What is asked: State how many lines in the entries below contain "Forest". Write nothing but the number.

Records from a collection:
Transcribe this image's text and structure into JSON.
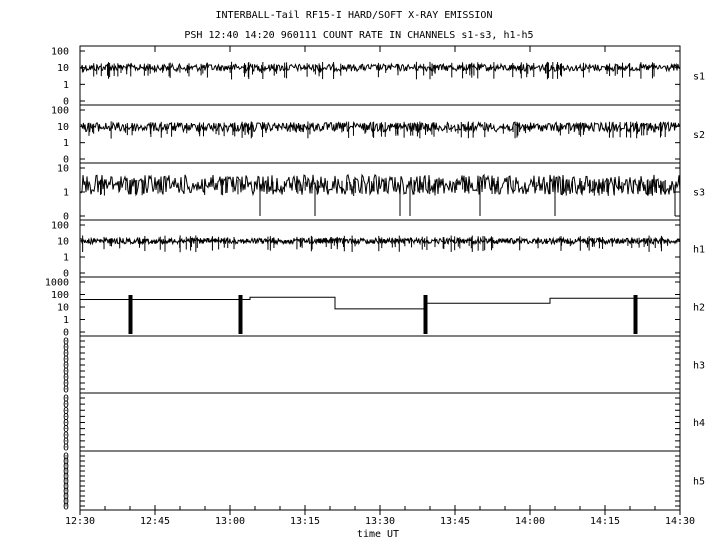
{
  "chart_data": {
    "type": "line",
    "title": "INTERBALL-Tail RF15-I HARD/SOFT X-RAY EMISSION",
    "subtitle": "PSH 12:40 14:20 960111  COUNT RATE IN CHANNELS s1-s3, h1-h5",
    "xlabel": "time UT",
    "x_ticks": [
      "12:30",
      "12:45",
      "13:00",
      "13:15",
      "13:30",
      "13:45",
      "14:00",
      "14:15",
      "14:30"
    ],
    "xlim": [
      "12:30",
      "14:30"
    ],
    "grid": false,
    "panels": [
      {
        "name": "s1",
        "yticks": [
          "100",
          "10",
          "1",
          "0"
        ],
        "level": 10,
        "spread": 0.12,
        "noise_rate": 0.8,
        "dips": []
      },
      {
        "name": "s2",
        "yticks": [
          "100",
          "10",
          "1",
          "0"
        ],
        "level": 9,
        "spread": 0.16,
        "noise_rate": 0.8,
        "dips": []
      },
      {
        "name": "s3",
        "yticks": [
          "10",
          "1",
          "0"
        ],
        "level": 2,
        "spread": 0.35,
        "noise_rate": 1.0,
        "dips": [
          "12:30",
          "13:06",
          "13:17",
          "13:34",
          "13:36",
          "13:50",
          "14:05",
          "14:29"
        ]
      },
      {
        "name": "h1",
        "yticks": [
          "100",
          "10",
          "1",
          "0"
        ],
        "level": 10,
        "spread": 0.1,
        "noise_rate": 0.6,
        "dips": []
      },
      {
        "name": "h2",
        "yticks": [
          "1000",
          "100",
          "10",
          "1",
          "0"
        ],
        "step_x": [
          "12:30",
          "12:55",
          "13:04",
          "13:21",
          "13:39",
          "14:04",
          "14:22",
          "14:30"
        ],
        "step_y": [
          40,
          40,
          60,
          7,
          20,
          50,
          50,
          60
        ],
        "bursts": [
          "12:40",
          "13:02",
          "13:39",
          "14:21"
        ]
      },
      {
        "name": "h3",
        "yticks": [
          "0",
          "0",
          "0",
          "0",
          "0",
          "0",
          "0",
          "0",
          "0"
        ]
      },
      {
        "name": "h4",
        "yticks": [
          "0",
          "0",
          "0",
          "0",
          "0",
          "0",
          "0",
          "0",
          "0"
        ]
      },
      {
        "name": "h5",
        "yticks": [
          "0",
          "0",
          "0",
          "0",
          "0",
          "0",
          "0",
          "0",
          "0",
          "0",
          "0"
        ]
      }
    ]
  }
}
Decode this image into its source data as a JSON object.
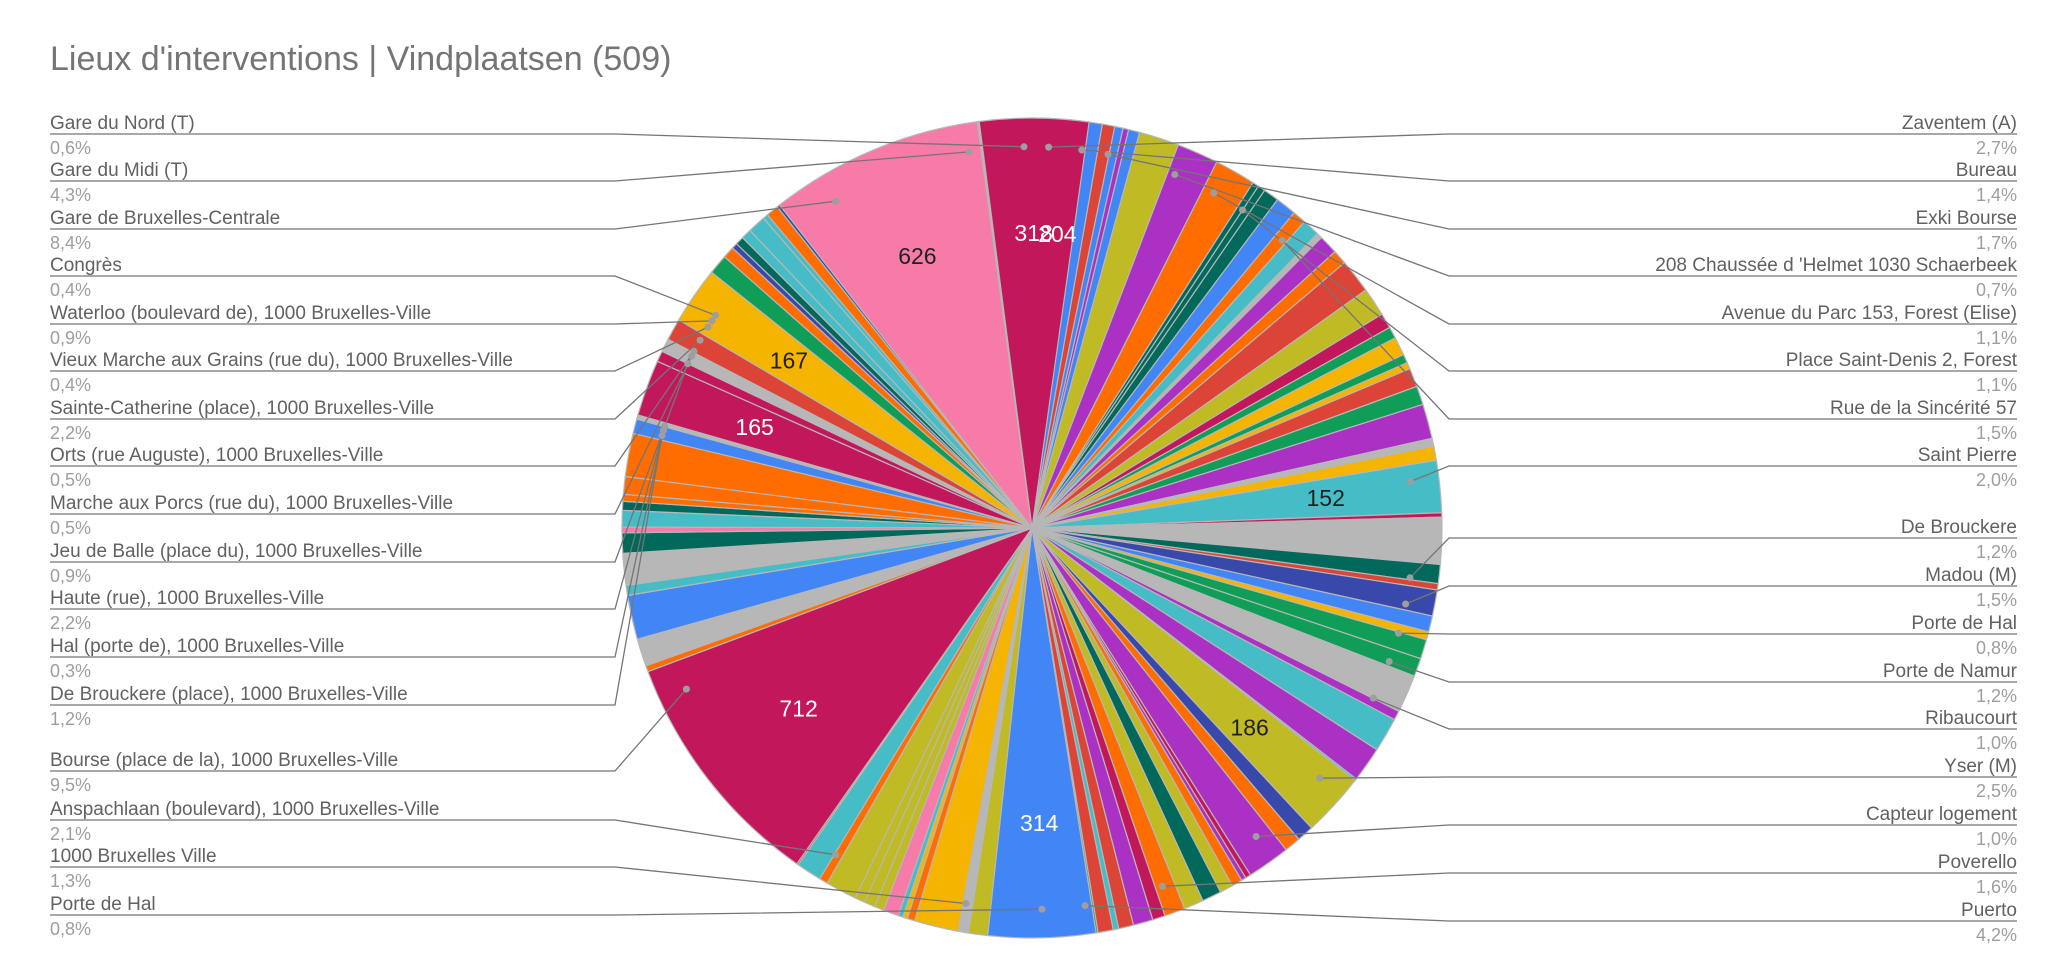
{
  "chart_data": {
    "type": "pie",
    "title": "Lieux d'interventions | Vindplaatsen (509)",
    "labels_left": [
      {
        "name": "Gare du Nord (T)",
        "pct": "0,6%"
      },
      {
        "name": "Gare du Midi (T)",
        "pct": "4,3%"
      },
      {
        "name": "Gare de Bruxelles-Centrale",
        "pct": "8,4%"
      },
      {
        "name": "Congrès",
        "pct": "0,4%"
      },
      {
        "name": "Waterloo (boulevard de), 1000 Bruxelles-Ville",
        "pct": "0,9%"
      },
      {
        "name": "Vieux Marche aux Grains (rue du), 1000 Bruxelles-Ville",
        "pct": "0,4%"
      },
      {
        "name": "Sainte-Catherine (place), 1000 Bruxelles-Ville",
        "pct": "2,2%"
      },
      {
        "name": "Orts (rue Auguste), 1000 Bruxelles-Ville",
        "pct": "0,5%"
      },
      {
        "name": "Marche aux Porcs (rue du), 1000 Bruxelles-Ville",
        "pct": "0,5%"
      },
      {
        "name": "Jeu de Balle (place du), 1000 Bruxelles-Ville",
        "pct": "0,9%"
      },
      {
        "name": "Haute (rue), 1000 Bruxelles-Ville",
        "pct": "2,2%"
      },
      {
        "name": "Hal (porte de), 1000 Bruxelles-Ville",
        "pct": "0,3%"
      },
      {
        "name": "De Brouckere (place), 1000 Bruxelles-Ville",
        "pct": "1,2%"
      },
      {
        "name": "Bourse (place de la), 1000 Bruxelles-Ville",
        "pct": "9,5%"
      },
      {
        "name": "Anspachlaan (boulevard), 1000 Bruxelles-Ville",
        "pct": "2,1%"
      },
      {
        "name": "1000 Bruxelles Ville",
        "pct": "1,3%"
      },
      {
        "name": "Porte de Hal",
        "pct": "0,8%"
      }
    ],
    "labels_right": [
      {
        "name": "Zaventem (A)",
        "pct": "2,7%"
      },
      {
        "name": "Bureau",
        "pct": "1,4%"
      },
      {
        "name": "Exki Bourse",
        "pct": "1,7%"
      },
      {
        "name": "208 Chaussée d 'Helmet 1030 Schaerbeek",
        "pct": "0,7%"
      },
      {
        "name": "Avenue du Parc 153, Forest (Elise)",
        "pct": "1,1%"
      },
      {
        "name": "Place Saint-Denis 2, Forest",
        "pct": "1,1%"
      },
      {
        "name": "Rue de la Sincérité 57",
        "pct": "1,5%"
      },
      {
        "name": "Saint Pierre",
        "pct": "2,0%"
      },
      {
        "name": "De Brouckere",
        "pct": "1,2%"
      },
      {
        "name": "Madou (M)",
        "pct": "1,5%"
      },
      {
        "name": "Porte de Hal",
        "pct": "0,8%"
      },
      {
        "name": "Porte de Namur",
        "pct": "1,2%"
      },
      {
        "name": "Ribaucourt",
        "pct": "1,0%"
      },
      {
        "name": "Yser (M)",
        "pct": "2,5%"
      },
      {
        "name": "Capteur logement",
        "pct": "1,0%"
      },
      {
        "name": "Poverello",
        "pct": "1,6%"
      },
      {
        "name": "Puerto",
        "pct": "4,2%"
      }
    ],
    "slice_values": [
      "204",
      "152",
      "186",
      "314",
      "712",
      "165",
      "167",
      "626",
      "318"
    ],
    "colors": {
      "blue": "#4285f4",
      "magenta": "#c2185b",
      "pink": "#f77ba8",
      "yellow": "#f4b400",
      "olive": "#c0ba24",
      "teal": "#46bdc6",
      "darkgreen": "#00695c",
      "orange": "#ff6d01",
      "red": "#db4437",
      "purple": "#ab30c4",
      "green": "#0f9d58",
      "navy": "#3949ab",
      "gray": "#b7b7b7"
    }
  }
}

Finished exercise: 2